● Exercise directions: Count the lines below that contain the word "resistance", and give only that number.

[Start of Source material]

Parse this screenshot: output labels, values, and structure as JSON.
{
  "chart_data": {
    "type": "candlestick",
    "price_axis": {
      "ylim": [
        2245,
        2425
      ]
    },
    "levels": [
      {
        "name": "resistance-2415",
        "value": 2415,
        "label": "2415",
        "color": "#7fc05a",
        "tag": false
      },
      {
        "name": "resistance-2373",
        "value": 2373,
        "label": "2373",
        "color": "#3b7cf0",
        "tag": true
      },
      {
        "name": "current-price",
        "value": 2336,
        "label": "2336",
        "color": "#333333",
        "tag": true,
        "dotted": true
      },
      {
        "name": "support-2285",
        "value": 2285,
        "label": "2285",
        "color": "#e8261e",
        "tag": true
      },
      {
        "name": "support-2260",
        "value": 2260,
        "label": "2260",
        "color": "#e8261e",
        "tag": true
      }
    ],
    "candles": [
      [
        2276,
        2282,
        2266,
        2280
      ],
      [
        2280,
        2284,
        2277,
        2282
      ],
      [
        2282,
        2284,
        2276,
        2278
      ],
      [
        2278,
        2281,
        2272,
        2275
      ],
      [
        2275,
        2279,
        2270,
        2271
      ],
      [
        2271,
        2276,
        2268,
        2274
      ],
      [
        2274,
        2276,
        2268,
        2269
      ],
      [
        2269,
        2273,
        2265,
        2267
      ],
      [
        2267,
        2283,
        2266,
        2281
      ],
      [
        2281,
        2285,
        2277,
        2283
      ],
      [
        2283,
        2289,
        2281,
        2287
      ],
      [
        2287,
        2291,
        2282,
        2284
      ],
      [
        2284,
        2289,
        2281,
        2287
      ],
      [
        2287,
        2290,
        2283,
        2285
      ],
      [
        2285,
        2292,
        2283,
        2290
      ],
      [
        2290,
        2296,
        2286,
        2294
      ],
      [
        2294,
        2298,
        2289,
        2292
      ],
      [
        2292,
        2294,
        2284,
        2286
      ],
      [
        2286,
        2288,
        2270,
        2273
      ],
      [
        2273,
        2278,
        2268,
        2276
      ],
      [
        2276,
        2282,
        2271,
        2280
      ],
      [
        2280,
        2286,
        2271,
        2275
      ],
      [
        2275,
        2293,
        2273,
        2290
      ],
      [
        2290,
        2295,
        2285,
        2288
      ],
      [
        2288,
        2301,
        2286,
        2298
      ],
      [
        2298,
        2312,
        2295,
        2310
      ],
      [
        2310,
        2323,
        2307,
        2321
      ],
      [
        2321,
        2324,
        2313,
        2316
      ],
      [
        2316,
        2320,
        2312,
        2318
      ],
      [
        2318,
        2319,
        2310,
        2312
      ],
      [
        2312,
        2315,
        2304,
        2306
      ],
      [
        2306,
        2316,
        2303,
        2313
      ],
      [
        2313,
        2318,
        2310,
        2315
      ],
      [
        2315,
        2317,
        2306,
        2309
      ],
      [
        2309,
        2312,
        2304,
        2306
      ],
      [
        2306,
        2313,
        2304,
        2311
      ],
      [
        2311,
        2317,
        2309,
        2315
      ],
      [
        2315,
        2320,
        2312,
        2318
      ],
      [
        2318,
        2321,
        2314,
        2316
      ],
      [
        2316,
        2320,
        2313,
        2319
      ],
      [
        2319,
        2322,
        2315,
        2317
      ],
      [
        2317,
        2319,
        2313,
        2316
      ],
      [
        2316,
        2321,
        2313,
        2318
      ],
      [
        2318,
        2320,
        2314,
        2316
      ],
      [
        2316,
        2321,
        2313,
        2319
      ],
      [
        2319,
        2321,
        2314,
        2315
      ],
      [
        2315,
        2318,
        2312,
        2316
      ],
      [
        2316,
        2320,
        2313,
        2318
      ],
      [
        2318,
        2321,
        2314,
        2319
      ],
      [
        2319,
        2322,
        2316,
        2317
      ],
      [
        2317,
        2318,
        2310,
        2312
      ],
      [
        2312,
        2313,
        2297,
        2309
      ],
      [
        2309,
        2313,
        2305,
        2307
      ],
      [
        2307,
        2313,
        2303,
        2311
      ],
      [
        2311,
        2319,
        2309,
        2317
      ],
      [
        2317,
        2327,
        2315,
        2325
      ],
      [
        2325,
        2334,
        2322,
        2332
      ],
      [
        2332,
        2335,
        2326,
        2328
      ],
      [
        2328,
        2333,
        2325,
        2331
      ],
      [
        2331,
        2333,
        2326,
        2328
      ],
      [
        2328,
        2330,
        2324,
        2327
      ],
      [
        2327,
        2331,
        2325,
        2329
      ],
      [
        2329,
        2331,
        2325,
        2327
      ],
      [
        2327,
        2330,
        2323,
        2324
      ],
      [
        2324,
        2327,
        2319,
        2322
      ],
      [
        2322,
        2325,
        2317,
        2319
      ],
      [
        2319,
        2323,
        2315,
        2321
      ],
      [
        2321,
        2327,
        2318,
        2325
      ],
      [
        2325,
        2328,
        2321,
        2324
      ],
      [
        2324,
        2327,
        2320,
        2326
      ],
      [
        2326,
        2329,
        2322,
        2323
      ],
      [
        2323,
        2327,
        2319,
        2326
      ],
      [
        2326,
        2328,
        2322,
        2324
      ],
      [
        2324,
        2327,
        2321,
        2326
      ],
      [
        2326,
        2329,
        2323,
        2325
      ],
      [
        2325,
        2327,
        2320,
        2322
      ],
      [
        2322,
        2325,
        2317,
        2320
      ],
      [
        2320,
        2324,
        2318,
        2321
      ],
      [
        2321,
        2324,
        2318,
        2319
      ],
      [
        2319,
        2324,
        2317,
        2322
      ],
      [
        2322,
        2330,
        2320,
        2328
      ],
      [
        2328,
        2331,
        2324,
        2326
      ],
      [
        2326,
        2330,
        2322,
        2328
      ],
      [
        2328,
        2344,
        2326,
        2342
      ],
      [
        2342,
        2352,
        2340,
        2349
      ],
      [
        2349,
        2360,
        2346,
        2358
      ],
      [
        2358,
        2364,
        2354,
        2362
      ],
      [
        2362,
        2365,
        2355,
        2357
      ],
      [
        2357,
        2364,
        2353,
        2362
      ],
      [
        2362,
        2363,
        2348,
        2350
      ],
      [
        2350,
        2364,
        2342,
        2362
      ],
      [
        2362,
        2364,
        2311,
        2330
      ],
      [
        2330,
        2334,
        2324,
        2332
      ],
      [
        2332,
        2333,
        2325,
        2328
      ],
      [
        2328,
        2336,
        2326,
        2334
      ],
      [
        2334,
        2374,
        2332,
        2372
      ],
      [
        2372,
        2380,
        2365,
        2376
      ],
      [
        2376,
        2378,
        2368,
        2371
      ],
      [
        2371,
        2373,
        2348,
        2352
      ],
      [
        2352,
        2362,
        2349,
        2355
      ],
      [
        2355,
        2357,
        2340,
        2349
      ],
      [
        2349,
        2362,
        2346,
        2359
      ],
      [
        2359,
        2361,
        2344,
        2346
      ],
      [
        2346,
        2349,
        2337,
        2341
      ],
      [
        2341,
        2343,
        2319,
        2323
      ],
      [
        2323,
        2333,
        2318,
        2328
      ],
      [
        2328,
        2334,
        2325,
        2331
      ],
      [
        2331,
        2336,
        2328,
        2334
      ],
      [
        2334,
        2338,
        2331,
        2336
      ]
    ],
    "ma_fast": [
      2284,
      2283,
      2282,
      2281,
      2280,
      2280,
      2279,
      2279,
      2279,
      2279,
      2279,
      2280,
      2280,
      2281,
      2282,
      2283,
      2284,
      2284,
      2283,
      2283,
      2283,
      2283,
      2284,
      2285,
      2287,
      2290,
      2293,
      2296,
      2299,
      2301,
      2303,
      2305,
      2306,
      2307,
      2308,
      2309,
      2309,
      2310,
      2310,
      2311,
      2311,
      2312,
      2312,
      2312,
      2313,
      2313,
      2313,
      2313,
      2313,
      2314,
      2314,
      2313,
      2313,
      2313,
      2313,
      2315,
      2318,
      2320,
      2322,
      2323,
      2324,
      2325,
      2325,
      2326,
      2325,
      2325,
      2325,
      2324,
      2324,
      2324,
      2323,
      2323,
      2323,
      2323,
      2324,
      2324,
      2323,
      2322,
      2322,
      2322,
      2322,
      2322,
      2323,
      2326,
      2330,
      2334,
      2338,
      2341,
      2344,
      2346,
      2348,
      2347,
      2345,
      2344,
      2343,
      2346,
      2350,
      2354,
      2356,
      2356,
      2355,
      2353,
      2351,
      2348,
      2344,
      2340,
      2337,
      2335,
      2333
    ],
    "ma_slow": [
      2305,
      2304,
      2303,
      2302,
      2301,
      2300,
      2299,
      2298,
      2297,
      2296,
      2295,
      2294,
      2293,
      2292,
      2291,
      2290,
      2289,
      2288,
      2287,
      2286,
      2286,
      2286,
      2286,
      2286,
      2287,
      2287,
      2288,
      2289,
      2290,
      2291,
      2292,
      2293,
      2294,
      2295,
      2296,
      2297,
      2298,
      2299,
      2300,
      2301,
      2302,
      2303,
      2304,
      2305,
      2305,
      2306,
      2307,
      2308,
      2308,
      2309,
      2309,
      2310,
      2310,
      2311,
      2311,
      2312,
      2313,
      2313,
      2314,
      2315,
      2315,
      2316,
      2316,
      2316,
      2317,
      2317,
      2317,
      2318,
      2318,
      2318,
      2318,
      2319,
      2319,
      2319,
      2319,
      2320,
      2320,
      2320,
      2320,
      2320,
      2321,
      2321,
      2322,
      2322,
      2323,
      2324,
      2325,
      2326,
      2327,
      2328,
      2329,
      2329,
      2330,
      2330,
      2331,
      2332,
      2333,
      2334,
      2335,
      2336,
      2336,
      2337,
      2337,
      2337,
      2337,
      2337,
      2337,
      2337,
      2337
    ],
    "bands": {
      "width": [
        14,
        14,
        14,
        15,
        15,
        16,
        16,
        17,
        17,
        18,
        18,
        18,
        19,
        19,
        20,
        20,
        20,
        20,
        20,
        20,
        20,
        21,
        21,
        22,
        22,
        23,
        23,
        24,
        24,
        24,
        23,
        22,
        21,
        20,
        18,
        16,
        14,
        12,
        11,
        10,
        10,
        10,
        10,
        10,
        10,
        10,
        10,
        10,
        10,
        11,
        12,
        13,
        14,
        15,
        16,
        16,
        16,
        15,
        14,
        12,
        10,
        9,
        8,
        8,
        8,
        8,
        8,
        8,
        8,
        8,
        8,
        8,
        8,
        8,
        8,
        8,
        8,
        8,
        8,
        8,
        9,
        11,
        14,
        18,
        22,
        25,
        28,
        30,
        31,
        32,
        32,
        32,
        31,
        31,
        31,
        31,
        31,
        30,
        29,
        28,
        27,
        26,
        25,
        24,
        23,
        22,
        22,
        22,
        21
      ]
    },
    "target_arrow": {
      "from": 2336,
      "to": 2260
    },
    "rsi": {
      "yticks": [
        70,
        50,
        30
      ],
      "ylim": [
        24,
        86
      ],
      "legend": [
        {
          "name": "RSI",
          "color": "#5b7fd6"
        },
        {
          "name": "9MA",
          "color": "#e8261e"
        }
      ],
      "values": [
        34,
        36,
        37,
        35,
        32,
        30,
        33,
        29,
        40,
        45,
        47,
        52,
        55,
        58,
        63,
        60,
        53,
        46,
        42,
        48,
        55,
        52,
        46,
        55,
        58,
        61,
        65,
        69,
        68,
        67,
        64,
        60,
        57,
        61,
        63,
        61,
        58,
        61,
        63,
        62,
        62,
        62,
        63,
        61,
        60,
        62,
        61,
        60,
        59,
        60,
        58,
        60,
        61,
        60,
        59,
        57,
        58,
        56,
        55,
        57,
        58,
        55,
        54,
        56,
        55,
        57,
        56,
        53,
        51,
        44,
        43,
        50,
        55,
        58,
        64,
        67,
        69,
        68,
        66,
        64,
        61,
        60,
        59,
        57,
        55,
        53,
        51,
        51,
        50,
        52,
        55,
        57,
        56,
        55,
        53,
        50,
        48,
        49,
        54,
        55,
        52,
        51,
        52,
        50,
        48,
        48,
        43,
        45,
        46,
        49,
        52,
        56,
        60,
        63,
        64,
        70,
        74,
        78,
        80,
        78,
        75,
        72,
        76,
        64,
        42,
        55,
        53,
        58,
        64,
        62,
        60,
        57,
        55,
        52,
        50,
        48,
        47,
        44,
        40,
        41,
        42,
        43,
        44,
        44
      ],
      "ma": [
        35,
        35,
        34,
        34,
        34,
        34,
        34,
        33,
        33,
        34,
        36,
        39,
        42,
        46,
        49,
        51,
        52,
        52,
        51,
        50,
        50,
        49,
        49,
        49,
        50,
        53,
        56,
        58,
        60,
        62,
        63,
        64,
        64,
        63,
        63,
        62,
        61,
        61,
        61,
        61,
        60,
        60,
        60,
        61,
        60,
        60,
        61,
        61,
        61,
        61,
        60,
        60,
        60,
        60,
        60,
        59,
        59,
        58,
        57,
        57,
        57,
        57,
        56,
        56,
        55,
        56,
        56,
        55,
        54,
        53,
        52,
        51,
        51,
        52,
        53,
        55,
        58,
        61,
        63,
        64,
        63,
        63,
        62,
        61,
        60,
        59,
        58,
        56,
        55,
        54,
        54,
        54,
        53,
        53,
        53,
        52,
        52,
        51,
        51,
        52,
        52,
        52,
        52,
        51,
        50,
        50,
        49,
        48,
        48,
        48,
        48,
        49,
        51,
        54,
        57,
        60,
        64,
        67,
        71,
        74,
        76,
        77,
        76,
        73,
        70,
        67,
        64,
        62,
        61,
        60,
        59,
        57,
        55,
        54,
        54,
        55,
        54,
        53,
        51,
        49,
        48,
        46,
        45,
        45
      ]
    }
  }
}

[End of Source material]

● Written answer: 2